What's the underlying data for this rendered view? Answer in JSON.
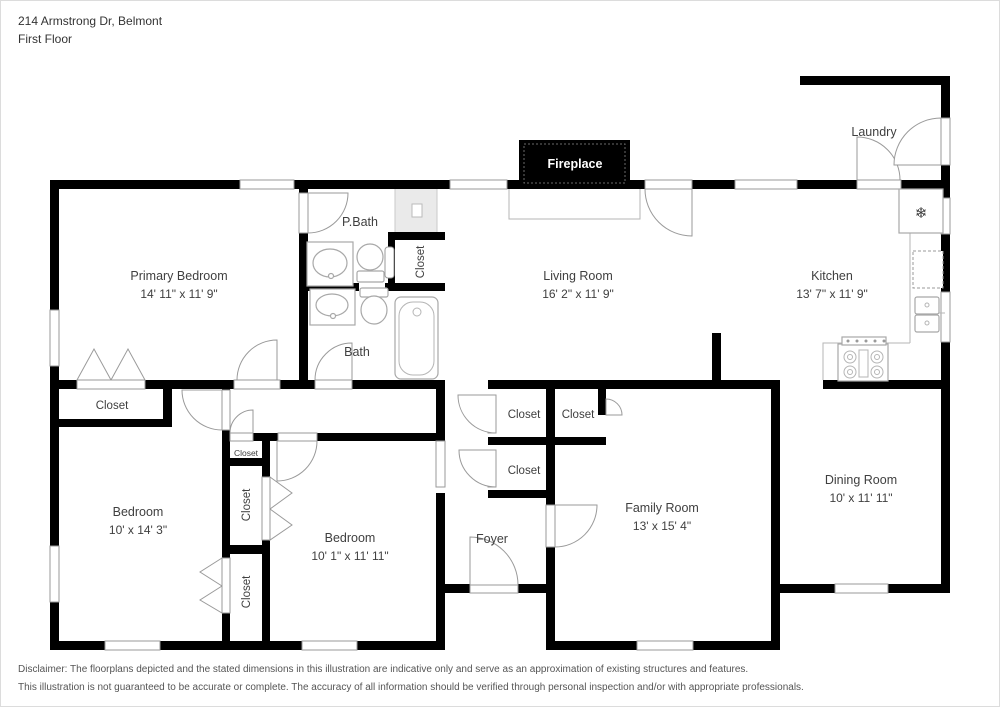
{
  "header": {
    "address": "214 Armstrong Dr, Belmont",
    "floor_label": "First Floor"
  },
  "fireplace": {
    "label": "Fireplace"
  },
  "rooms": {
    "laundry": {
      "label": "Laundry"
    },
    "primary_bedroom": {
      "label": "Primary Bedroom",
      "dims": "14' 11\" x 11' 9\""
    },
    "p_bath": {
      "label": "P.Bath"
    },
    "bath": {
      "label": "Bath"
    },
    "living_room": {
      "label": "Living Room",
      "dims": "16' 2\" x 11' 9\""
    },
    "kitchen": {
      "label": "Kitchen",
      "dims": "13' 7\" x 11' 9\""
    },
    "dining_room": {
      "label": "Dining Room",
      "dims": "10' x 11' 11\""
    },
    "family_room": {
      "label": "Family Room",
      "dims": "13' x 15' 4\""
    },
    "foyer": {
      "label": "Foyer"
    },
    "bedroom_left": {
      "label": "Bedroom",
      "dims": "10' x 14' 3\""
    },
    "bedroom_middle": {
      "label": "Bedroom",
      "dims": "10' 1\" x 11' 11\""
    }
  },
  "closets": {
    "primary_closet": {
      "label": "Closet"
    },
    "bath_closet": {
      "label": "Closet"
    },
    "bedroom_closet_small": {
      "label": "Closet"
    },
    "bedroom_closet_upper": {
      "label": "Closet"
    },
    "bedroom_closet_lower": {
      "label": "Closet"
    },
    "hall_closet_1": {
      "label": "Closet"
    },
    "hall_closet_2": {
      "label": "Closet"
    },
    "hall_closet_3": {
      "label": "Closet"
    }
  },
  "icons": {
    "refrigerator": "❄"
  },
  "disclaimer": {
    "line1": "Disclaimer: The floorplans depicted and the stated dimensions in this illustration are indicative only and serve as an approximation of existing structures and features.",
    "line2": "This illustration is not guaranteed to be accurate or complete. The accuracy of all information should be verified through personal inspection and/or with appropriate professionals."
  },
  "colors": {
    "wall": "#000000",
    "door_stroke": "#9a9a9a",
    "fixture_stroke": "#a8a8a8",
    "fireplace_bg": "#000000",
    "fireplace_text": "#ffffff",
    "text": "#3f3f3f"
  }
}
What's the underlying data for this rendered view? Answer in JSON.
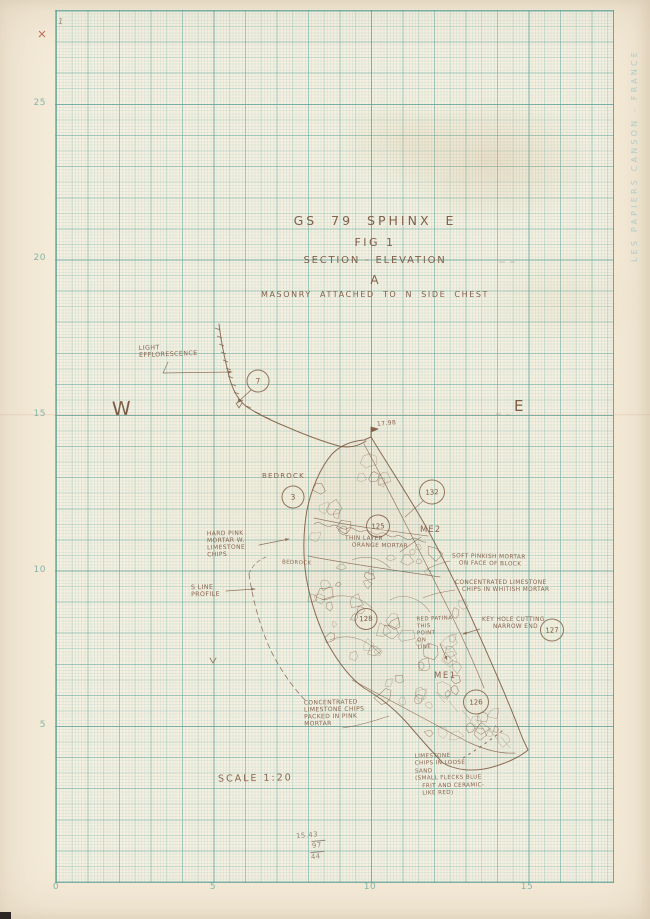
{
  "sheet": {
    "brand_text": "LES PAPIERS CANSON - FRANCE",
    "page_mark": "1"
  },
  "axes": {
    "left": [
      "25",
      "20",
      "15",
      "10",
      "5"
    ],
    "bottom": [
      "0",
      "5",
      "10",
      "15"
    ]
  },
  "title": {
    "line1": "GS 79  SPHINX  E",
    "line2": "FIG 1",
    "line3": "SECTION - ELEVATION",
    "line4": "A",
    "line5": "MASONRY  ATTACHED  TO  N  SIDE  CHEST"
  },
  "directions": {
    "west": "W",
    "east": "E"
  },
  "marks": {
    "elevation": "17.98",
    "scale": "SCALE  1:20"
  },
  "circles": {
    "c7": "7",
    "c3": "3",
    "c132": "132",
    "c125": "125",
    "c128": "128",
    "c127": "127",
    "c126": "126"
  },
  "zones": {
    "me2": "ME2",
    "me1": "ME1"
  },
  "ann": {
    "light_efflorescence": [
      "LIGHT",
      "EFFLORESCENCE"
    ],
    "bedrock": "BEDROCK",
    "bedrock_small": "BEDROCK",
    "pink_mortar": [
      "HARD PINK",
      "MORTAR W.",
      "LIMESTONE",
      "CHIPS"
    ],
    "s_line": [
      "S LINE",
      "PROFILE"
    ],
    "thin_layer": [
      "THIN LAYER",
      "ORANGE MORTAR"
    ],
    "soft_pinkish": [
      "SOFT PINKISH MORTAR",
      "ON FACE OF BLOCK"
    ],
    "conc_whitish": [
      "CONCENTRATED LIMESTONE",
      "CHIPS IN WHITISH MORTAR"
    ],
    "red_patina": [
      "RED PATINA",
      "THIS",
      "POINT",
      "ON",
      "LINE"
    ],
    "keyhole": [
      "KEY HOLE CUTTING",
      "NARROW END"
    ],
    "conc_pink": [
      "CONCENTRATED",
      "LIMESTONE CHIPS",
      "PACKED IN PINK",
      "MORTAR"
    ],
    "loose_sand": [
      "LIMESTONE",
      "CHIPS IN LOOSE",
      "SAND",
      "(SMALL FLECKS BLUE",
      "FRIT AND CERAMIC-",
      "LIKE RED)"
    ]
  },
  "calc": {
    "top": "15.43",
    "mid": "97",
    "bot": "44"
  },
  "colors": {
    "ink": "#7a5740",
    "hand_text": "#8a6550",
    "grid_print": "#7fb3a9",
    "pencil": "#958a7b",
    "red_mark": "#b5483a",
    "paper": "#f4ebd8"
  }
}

※ ※ ※

Task directions
Across the material above, how many lines include the string "BEDROCK"? Only the number is wanted.

Solution for this task
2